- **Assigned task**: Search the data for the string "modification" and copy each line where it turns up.
═════ Record excerpts ═════
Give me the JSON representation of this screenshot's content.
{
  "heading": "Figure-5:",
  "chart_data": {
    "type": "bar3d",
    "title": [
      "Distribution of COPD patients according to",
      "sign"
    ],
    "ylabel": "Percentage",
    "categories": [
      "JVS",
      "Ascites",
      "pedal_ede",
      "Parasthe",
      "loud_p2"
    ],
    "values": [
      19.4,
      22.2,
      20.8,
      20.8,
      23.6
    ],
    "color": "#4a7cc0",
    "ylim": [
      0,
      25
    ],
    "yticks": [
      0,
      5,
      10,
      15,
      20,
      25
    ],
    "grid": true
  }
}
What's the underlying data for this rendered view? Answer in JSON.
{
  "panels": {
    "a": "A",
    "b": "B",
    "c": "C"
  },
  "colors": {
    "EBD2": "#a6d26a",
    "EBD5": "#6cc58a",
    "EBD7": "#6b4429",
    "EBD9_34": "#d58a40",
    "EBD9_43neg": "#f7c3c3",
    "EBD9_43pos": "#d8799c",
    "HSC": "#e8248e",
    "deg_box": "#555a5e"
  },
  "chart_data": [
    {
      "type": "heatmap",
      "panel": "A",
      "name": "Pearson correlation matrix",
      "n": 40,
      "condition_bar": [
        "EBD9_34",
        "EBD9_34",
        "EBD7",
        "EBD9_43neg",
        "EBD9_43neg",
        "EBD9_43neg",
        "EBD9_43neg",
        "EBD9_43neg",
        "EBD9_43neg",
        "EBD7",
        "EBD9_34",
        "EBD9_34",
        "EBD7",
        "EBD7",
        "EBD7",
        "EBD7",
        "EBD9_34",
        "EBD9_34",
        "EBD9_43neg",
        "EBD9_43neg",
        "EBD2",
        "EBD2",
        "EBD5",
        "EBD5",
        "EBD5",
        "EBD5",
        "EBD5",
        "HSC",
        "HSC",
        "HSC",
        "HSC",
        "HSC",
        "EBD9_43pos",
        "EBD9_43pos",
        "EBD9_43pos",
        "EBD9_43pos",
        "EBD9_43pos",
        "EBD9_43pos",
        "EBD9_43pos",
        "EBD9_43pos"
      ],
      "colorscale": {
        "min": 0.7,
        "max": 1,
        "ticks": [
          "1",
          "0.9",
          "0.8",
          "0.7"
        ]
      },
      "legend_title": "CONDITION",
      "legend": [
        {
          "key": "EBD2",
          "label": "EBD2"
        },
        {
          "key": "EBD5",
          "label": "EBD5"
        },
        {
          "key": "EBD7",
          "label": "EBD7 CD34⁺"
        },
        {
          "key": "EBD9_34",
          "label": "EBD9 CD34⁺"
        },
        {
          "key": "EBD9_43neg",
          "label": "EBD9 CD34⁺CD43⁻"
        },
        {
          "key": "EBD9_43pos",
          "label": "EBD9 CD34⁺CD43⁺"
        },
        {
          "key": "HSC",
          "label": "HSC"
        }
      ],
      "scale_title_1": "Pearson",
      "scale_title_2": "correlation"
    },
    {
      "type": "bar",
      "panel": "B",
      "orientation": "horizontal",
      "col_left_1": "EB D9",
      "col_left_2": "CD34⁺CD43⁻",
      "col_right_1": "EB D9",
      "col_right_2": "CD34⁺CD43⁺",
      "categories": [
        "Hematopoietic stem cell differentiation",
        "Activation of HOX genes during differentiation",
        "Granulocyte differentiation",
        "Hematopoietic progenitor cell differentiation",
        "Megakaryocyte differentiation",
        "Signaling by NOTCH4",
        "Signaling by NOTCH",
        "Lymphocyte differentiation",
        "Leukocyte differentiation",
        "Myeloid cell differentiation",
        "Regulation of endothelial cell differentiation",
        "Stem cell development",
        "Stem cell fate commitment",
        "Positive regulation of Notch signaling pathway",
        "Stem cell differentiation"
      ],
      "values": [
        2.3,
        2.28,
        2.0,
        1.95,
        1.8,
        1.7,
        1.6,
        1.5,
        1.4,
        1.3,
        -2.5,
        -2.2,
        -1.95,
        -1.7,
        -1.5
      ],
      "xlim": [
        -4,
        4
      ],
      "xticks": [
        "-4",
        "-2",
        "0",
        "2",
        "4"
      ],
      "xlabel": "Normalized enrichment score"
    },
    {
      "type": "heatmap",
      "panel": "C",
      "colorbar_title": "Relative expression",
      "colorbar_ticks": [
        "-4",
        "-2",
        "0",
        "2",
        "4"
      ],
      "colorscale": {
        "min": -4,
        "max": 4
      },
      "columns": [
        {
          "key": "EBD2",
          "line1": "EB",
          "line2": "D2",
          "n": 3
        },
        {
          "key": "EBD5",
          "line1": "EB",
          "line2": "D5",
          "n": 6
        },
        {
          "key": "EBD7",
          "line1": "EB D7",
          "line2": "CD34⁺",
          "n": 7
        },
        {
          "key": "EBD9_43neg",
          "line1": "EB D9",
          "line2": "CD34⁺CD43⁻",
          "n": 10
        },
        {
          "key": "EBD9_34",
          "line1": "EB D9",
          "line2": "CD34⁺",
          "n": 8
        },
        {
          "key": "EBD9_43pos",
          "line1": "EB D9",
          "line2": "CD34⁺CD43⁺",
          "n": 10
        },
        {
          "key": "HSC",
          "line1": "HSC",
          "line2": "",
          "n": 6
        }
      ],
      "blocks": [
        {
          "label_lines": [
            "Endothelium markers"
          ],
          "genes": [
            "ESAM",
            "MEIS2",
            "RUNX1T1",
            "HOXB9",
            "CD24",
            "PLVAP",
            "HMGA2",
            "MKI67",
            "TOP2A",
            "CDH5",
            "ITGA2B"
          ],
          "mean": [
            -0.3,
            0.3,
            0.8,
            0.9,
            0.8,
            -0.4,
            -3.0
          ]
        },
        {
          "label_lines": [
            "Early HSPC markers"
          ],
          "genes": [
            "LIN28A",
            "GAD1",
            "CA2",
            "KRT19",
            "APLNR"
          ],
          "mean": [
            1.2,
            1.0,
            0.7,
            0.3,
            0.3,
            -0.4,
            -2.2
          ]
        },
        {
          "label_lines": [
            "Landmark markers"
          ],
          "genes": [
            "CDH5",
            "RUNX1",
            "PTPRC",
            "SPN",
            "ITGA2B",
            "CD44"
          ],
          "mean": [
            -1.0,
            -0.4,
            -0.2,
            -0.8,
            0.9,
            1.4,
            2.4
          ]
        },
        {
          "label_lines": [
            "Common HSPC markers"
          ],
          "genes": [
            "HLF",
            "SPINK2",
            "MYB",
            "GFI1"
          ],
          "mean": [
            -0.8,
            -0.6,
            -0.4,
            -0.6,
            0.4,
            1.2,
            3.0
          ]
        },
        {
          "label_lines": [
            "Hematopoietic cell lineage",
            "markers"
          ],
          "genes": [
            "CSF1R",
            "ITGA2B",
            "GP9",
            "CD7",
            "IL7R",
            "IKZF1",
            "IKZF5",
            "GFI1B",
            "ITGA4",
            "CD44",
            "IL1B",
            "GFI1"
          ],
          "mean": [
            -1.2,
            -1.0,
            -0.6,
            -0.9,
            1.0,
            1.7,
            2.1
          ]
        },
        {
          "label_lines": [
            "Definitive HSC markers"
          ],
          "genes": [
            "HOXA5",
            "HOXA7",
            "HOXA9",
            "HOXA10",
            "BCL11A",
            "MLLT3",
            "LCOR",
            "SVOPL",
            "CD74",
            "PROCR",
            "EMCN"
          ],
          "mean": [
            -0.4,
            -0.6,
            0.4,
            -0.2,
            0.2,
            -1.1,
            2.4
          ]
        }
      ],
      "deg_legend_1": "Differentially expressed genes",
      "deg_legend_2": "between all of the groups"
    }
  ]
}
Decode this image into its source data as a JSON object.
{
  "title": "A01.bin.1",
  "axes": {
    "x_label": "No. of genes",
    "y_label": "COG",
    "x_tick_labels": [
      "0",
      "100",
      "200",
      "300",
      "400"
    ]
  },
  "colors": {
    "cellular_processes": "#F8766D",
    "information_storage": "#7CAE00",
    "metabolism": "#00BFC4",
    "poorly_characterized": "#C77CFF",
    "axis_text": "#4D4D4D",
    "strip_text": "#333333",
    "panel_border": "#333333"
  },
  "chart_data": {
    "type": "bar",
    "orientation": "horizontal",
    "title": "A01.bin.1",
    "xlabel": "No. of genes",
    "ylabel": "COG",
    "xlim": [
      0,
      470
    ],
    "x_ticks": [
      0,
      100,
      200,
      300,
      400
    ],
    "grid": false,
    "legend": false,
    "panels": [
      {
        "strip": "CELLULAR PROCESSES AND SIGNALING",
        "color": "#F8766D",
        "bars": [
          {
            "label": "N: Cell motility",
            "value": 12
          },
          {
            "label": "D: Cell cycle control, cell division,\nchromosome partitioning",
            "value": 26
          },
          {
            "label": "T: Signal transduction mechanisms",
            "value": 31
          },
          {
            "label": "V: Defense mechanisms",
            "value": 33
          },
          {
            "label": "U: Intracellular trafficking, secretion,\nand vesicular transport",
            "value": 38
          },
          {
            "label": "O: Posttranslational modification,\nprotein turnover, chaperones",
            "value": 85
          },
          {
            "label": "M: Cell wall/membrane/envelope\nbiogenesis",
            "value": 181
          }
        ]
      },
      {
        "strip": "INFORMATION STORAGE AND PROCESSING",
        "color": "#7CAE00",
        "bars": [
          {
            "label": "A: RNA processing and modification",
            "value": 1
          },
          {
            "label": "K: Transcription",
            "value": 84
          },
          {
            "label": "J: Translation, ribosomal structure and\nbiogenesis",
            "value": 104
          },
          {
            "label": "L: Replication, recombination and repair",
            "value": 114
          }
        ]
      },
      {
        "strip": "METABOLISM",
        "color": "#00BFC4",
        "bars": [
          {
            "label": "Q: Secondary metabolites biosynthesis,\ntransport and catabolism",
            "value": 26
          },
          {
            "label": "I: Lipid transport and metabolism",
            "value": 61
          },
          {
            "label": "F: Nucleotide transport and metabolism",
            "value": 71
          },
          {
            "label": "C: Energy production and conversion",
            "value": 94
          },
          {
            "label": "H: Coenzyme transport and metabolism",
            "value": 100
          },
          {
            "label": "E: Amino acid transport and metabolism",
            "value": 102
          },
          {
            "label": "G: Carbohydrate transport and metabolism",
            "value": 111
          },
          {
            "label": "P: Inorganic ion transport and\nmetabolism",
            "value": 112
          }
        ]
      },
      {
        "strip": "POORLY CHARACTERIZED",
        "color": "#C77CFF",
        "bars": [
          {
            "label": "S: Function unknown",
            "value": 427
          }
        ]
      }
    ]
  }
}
═════
- **Answer section**:
            "label": "O: Posttranslational modification,\nprotein turnover, chaperones",
            "label": "A: RNA processing and modification",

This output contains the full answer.